[start Exercise material]

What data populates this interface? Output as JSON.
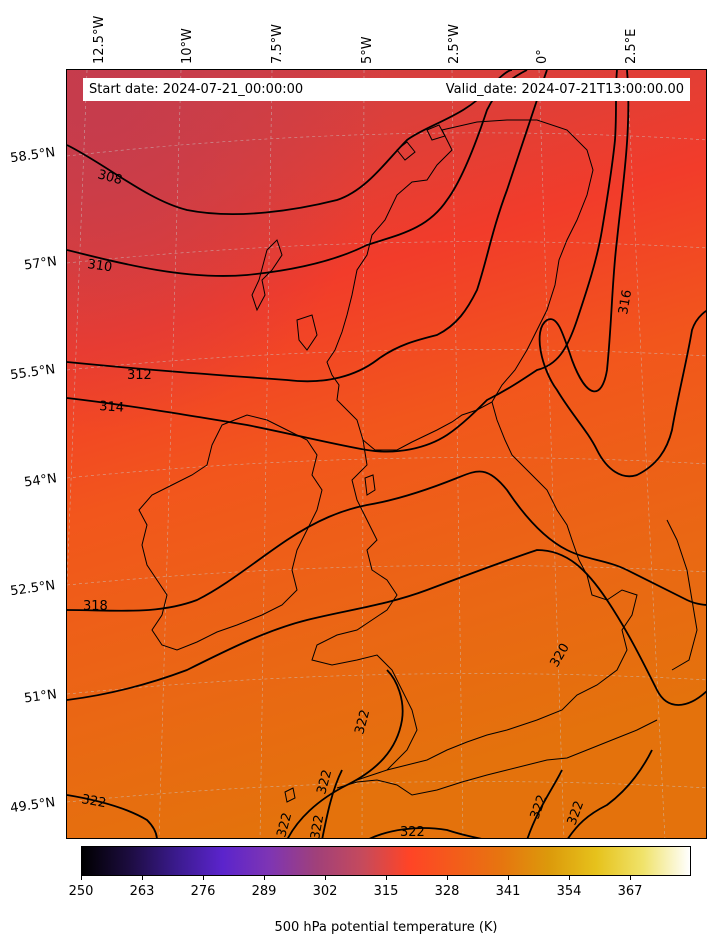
{
  "header": {
    "start_date": "Start date: 2024-07-21_00:00:00",
    "valid_date": "Valid_date: 2024-07-21T13:00:00.00"
  },
  "longitude_labels": [
    "12.5°W",
    "10°W",
    "7.5°W",
    "5°W",
    "2.5°W",
    "0°",
    "2.5°E"
  ],
  "latitude_labels": [
    "58.5°N",
    "57°N",
    "55.5°N",
    "54°N",
    "52.5°N",
    "51°N",
    "49.5°N"
  ],
  "contour_labels": [
    "308",
    "310",
    "312",
    "314",
    "316",
    "318",
    "320",
    "322",
    "322",
    "322",
    "322",
    "322",
    "322",
    "322",
    "322"
  ],
  "colorbar": {
    "ticks": [
      "250",
      "263",
      "276",
      "289",
      "302",
      "315",
      "328",
      "341",
      "354",
      "367"
    ],
    "title": "500 hPa potential temperature (K)",
    "colormap": [
      "#000000",
      "#1c0c3f",
      "#3a1a8c",
      "#5b24cc",
      "#7e35b4",
      "#a0407a",
      "#c64a5c",
      "#ff4426",
      "#f35d1a",
      "#e6760f",
      "#dc9a0b",
      "#e6c21c",
      "#f0e36b",
      "#ffffff"
    ]
  },
  "map_colors": {
    "cold_northwest": "#cd4048",
    "mid": "#f43c2a",
    "warm_south": "#ea6d12"
  }
}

[end Exercise material]

All the lines above are to be given again exactly as they read, with the pictures removed.

What data populates this interface? Output as JSON.
{
  "header": {
    "start_date": "Start date: 2024-07-21_00:00:00",
    "valid_date": "Valid_date: 2024-07-21T13:00:00.00"
  },
  "longitude_labels": [
    "12.5°W",
    "10°W",
    "7.5°W",
    "5°W",
    "2.5°W",
    "0°",
    "2.5°E"
  ],
  "latitude_labels": [
    "58.5°N",
    "57°N",
    "55.5°N",
    "54°N",
    "52.5°N",
    "51°N",
    "49.5°N"
  ],
  "contour_labels": [
    "308",
    "310",
    "312",
    "314",
    "316",
    "318",
    "320",
    "322",
    "322",
    "322",
    "322",
    "322",
    "322",
    "322",
    "322"
  ],
  "colorbar": {
    "ticks": [
      "250",
      "263",
      "276",
      "289",
      "302",
      "315",
      "328",
      "341",
      "354",
      "367"
    ],
    "title": "500 hPa potential temperature (K)",
    "colormap": [
      "#000000",
      "#1c0c3f",
      "#3a1a8c",
      "#5b24cc",
      "#7e35b4",
      "#a0407a",
      "#c64a5c",
      "#ff4426",
      "#f35d1a",
      "#e6760f",
      "#dc9a0b",
      "#e6c21c",
      "#f0e36b",
      "#ffffff"
    ]
  },
  "map_colors": {
    "cold_northwest": "#cd4048",
    "mid": "#f43c2a",
    "warm_south": "#ea6d12"
  }
}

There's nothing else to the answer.